Dataset entries on figures:
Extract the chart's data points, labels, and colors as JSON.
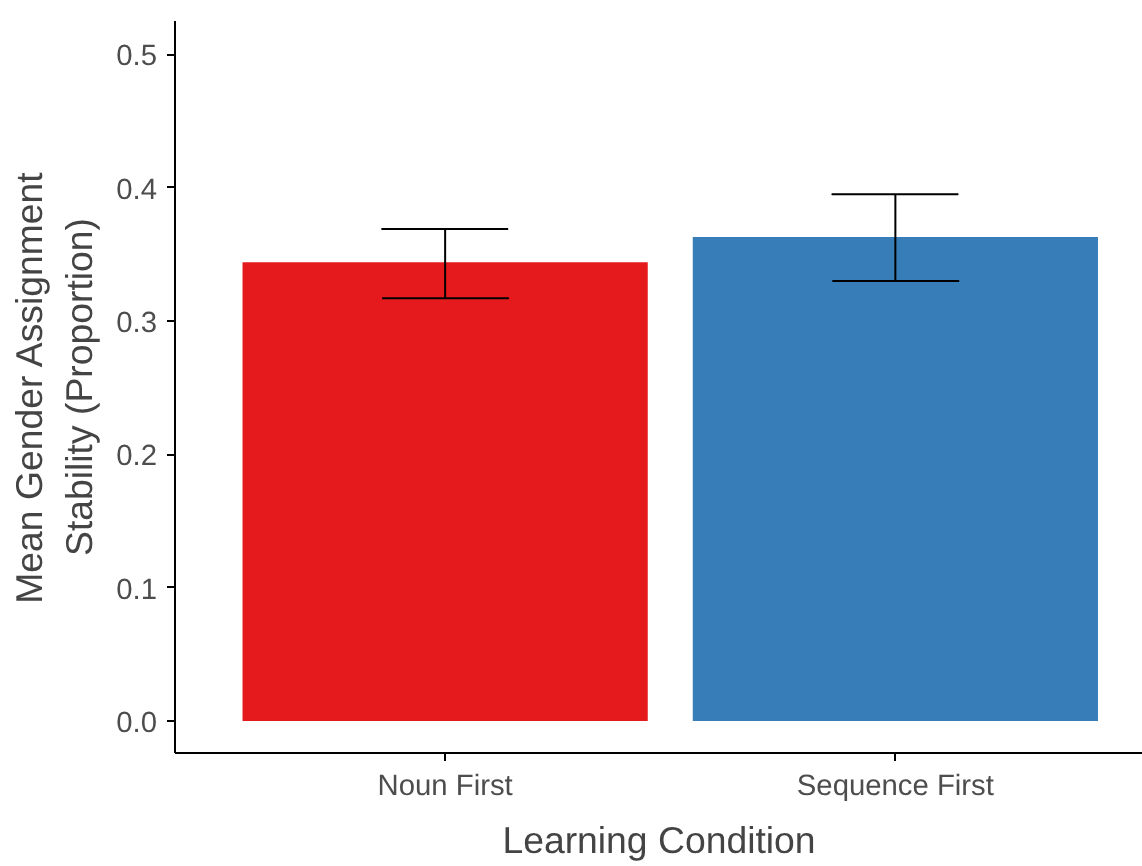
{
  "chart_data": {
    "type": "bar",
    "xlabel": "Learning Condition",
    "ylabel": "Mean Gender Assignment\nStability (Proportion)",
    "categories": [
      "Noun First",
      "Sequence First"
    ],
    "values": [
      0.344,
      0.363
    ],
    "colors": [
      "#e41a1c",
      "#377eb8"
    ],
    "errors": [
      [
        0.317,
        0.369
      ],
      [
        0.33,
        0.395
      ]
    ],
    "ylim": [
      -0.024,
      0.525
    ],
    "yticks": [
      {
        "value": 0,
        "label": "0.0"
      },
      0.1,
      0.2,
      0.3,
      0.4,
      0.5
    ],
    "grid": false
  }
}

What needs to be done: Images should not appear in the copy; retype the listing above exactly.

Exercise response:
Extract the chart's data points, labels, and colors as JSON.
{
  "chart_data": {
    "type": "bar",
    "xlabel": "Learning Condition",
    "ylabel": "Mean Gender Assignment\nStability (Proportion)",
    "categories": [
      "Noun First",
      "Sequence First"
    ],
    "values": [
      0.344,
      0.363
    ],
    "colors": [
      "#e41a1c",
      "#377eb8"
    ],
    "errors": [
      [
        0.317,
        0.369
      ],
      [
        0.33,
        0.395
      ]
    ],
    "ylim": [
      -0.024,
      0.525
    ],
    "yticks": [
      {
        "value": 0,
        "label": "0.0"
      },
      0.1,
      0.2,
      0.3,
      0.4,
      0.5
    ],
    "grid": false
  }
}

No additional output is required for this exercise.